Goal>
Give all of the lines again exactly as they read.

Dataset records>

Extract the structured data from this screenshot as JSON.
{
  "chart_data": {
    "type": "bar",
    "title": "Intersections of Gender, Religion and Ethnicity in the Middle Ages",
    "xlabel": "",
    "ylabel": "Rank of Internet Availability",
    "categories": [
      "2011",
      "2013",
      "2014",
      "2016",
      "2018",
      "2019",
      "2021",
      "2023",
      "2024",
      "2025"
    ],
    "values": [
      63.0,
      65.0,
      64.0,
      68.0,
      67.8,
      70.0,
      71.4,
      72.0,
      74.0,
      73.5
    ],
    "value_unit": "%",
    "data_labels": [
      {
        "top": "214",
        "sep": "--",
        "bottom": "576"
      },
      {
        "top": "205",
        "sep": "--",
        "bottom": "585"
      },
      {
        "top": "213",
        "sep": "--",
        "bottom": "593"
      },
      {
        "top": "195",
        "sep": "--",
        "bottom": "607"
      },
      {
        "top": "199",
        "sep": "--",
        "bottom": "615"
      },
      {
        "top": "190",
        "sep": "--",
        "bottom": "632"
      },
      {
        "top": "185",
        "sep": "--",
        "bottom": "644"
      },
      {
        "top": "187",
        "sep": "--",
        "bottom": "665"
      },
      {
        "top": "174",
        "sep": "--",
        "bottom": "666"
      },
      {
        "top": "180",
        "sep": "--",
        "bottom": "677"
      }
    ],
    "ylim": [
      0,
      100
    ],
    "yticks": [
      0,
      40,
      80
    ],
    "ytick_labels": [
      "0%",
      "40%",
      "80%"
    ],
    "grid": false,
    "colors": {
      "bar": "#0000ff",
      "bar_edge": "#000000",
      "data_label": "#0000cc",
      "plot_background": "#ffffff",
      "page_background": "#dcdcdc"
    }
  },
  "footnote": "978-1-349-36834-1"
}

Complete answer>
Extract the structured data from this screenshot as JSON.
{
  "chart_data": {
    "type": "bar",
    "title": "Intersections of Gender, Religion and Ethnicity in the Middle Ages",
    "xlabel": "",
    "ylabel": "Rank of Internet Availability",
    "categories": [
      "2011",
      "2013",
      "2014",
      "2016",
      "2018",
      "2019",
      "2021",
      "2023",
      "2024",
      "2025"
    ],
    "values": [
      63.0,
      65.0,
      64.0,
      68.0,
      67.8,
      70.0,
      71.4,
      72.0,
      74.0,
      73.5
    ],
    "value_unit": "%",
    "data_labels": [
      {
        "top": "214",
        "sep": "--",
        "bottom": "576"
      },
      {
        "top": "205",
        "sep": "--",
        "bottom": "585"
      },
      {
        "top": "213",
        "sep": "--",
        "bottom": "593"
      },
      {
        "top": "195",
        "sep": "--",
        "bottom": "607"
      },
      {
        "top": "199",
        "sep": "--",
        "bottom": "615"
      },
      {
        "top": "190",
        "sep": "--",
        "bottom": "632"
      },
      {
        "top": "185",
        "sep": "--",
        "bottom": "644"
      },
      {
        "top": "187",
        "sep": "--",
        "bottom": "665"
      },
      {
        "top": "174",
        "sep": "--",
        "bottom": "666"
      },
      {
        "top": "180",
        "sep": "--",
        "bottom": "677"
      }
    ],
    "ylim": [
      0,
      100
    ],
    "yticks": [
      0,
      40,
      80
    ],
    "ytick_labels": [
      "0%",
      "40%",
      "80%"
    ],
    "grid": false,
    "colors": {
      "bar": "#0000ff",
      "bar_edge": "#000000",
      "data_label": "#0000cc",
      "plot_background": "#ffffff",
      "page_background": "#dcdcdc"
    }
  },
  "footnote": "978-1-349-36834-1"
}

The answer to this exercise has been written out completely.